# [Short problem]
Check each line of the records below and collect those holding "jako".
++++ Records provided ++++
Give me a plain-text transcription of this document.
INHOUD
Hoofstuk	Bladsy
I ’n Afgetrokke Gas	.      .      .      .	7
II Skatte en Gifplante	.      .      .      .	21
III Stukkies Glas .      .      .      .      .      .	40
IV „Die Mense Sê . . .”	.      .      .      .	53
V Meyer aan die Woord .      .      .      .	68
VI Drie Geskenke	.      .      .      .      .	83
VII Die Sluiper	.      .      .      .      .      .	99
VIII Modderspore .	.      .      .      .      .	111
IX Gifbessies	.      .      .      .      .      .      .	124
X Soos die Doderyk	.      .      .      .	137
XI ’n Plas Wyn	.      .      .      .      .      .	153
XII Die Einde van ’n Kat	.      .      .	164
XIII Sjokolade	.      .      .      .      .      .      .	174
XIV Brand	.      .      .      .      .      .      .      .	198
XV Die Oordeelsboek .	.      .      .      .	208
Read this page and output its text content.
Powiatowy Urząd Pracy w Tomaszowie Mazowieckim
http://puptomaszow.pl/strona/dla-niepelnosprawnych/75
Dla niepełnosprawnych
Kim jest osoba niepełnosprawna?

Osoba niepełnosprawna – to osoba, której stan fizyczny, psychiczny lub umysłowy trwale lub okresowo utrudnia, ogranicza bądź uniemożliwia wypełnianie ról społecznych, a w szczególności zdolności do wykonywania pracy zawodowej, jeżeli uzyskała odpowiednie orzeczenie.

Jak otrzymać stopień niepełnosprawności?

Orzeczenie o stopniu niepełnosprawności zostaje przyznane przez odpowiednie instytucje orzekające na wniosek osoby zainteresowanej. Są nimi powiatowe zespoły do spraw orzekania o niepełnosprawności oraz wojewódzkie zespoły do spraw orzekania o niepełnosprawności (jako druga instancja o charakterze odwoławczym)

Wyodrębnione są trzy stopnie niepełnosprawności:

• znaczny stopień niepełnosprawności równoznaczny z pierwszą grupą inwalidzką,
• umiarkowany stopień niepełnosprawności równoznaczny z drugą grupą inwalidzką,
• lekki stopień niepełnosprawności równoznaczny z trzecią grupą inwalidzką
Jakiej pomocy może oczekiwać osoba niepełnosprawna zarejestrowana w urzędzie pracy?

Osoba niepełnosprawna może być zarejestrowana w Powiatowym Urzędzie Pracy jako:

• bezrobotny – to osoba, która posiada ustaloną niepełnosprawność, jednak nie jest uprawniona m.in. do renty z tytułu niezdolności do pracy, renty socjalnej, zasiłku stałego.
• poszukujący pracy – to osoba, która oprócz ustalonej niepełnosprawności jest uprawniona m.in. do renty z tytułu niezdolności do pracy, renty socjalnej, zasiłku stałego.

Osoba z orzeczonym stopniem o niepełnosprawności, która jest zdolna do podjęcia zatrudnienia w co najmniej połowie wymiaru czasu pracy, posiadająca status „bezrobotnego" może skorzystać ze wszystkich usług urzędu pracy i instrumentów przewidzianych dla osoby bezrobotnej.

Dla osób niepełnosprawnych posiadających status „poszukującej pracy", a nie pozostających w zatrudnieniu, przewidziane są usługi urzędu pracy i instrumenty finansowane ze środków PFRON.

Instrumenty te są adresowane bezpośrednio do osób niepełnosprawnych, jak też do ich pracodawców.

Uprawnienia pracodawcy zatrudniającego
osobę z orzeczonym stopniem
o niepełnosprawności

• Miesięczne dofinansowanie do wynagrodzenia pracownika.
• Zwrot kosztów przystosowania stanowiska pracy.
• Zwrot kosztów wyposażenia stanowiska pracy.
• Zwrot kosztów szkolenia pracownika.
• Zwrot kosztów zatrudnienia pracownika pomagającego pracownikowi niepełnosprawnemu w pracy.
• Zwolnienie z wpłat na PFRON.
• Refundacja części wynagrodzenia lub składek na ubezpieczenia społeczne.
++++
# [In response]
Orzeczenie o stopniu niepełnosprawności zostaje przyznane przez odpowiednie instytucje orzekające na wniosek osoby zainteresowanej. Są nimi powiatowe zespoły do spraw orzekania o niepełnosprawności oraz wojewódzkie zespoły do spraw orzekania o niepełnosprawności (jako druga instancja o charakterze odwoławczym)
Osoba niepełnosprawna może być zarejestrowana w Powiatowym Urzędzie Pracy jako:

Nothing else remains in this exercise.